Copy exactly the lines of the records below, starting at the line that contains "Extract all readable text from this page." and continuing through the last line, both included; omit any pictures.

--- DATA RECORDS ---

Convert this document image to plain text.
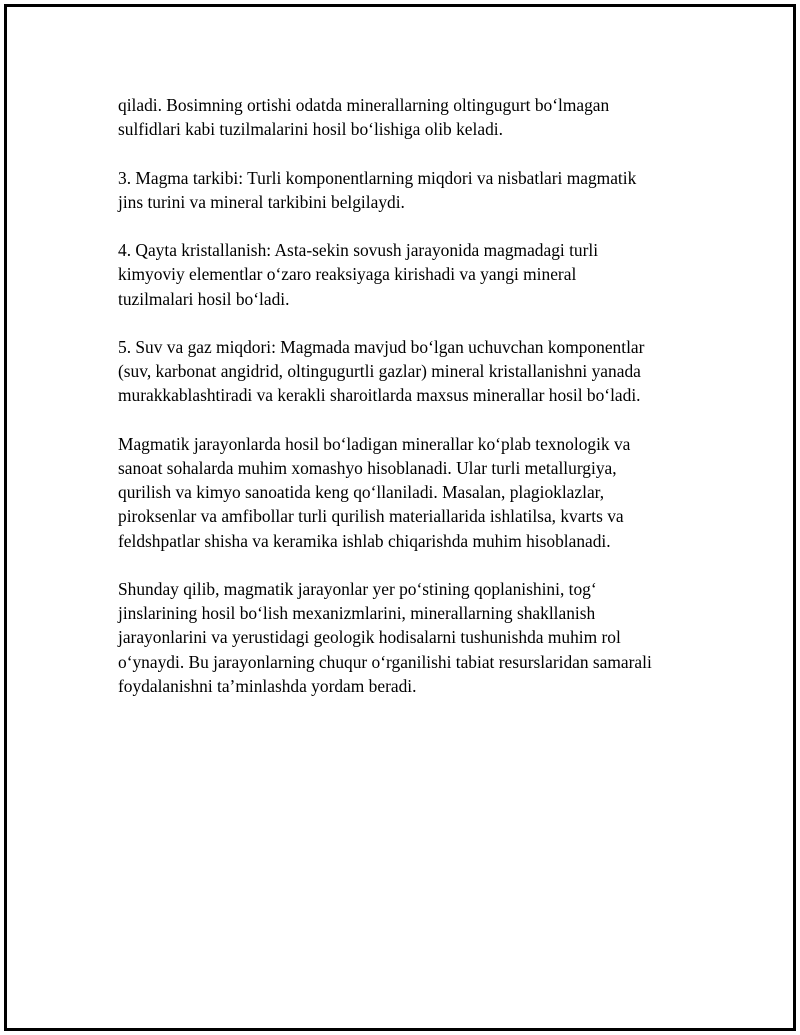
qiladi. Bosimning ortishi odatda minerallarning oltingugurt boʻlmagan
sulfidlari kabi tuzilmalarini hosil boʻlishiga olib keladi.

3. Magma tarkibi: Turli komponentlarning miqdori va nisbatlari magmatik
jins turini va mineral tarkibini belgilaydi.

4. Qayta kristallanish: Asta-sekin sovush jarayonida magmadagi turli
kimyoviy elementlar oʻzaro reaksiyaga kirishadi va yangi mineral
tuzilmalari hosil boʻladi.

5. Suv va gaz miqdori: Magmada mavjud boʻlgan uchuvchan komponentlar
(suv, karbonat angidrid, oltingugurtli gazlar) mineral kristallanishni yanada
murakkablashtiradi va kerakli sharoitlarda maxsus minerallar hosil boʻladi.

Magmatik jarayonlarda hosil boʻladigan minerallar koʻplab texnologik va
sanoat sohalarda muhim xomashyo hisoblanadi. Ular turli metallurgiya,
qurilish va kimyo sanoatida keng qoʻllaniladi. Masalan, plagioklazlar,
piroksenlar va amfibollar turli qurilish materiallarida ishlatilsa, kvarts va
feldshpatlar shisha va keramika ishlab chiqarishda muhim hisoblanadi.

Shunday qilib, magmatik jarayonlar yer poʻstining qoplanishini, togʻ
jinslarining hosil boʻlish mexanizmlarini, minerallarning shakllanish
jarayonlarini va yerustidagi geologik hodisalarni tushunishda muhim rol
oʻynaydi. Bu jarayonlarning chuqur oʻrganilishi tabiat resurslaridan samarali
foydalanishni taʼminlashda yordam beradi.
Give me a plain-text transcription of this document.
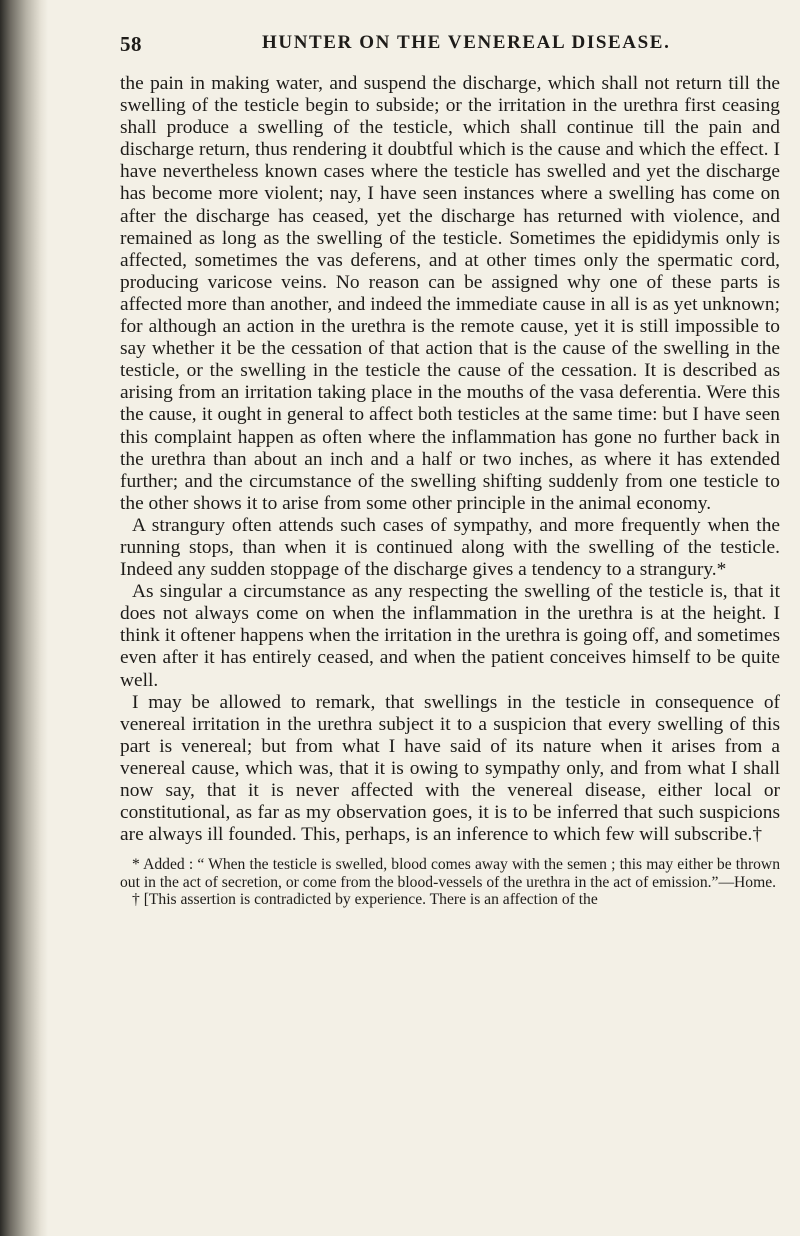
58	HUNTER ON THE VENEREAL DISEASE.

the pain in making water, and suspend the discharge, which shall not return till the swelling of the testicle begin to subside; or the irritation in the urethra first ceasing shall produce a swelling of the testicle, which shall continue till the pain and discharge return, thus rendering it doubtful which is the cause and which the effect. I have nevertheless known cases where the testicle has swelled and yet the discharge has become more violent; nay, I have seen instances where a swelling has come on after the discharge has ceased, yet the discharge has returned with violence, and remained as long as the swelling of the testicle. Sometimes the epididymis only is affected, sometimes the vas deferens, and at other times only the spermatic cord, producing varicose veins. No reason can be assigned why one of these parts is affected more than another, and indeed the immediate cause in all is as yet unknown; for although an action in the urethra is the remote cause, yet it is still impossible to say whether it be the cessation of that action that is the cause of the swelling in the testicle, or the swelling in the testicle the cause of the cessation. It is described as arising from an irritation taking place in the mouths of the vasa deferentia. Were this the cause, it ought in general to affect both testicles at the same time: but I have seen this complaint happen as often where the inflammation has gone no further back in the urethra than about an inch and a half or two inches, as where it has extended further; and the circumstance of the swelling shifting suddenly from one testicle to the other shows it to arise from some other principle in the animal economy.

A strangury often attends such cases of sympathy, and more frequently when the running stops, than when it is continued along with the swelling of the testicle. Indeed any sudden stoppage of the discharge gives a tendency to a strangury.*

As singular a circumstance as any respecting the swelling of the testicle is, that it does not always come on when the inflammation in the urethra is at the height. I think it oftener happens when the irritation in the urethra is going off, and sometimes even after it has entirely ceased, and when the patient conceives himself to be quite well.

I may be allowed to remark, that swellings in the testicle in consequence of venereal irritation in the urethra subject it to a suspicion that every swelling of this part is venereal; but from what I have said of its nature when it arises from a venereal cause, which was, that it is owing to sympathy only, and from what I shall now say, that it is never affected with the venereal disease, either local or constitutional, as far as my observation goes, it is to be inferred that such suspicions are always ill founded. This, perhaps, is an inference to which few will subscribe.†

* Added : “ When the testicle is swelled, blood comes away with the semen ; this may either be thrown out in the act of secretion, or come from the blood-vessels of the urethra in the act of emission.”—Home.

† [This assertion is contradicted by experience. There is an affection of the
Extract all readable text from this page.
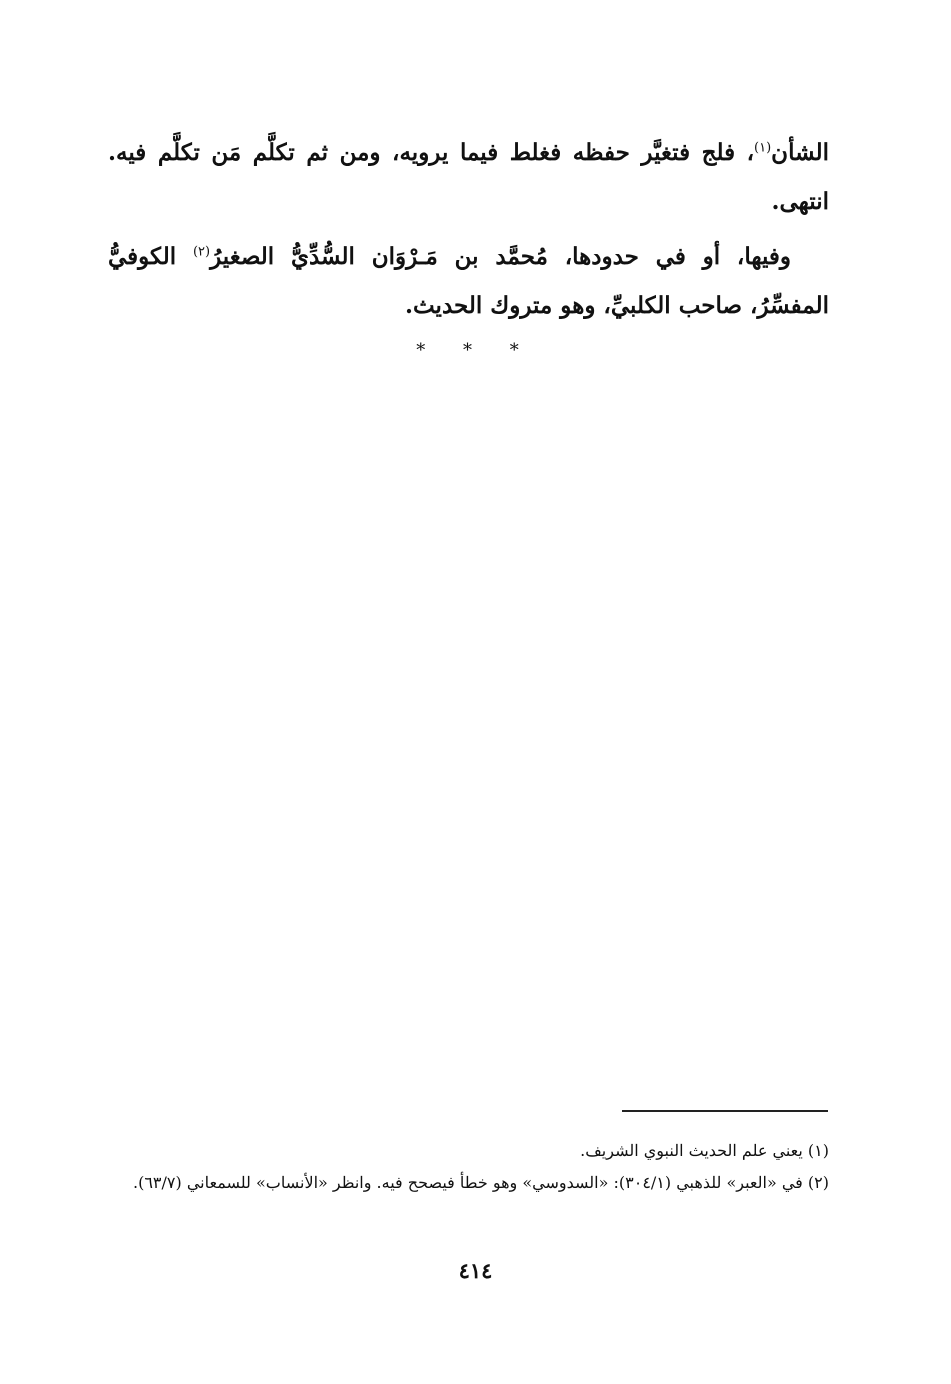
الشأن$^{(١)}$، فلج فتغيَّر حفظه فغلط فيما يرويه، ومن ثم تكلَّم مَن تكلَّم فيه. انتهى.

وفيها، أو في حدودها، مُحمَّد بن مَـرْوَان السُّدِّيُّ الصغيرُ$^{(٢)}$ الكوفيُّ المفسِّرُ، صاحب الكلبيِّ، وهو متروك الحديث.

* * *

(١) يعني علم الحديث النبوي الشريف.

(٢) في «العبر» للذهبي (٣٠٤/١): «السدوسي» وهو خطأ فيصحح فيه. وانظر «الأنساب» للسمعاني (٦٣/٧).

٤١٤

---

▶ **PROBLEM SOLUTION**
Extract all readable text from this page.
الشأن$^{(١)}$، فلج فتغيَّر حفظه فغلط فيما يرويه، ومن ثم تكلَّم مَن تكلَّم فيه. انتهى.

وفيها، أو في حدودها، مُحمَّد بن مَـرْوَان السُّدِّيُّ الصغيرُ$^{(٢)}$ الكوفيُّ المفسِّرُ، صاحب الكلبيِّ، وهو متروك الحديث.

* * *

(١) يعني علم الحديث النبوي الشريف.

(٢) في «العبر» للذهبي (٣٠٤/١): «السدوسي» وهو خطأ فيصحح فيه. وانظر «الأنساب» للسمعاني (٦٣/٧).

٤١٤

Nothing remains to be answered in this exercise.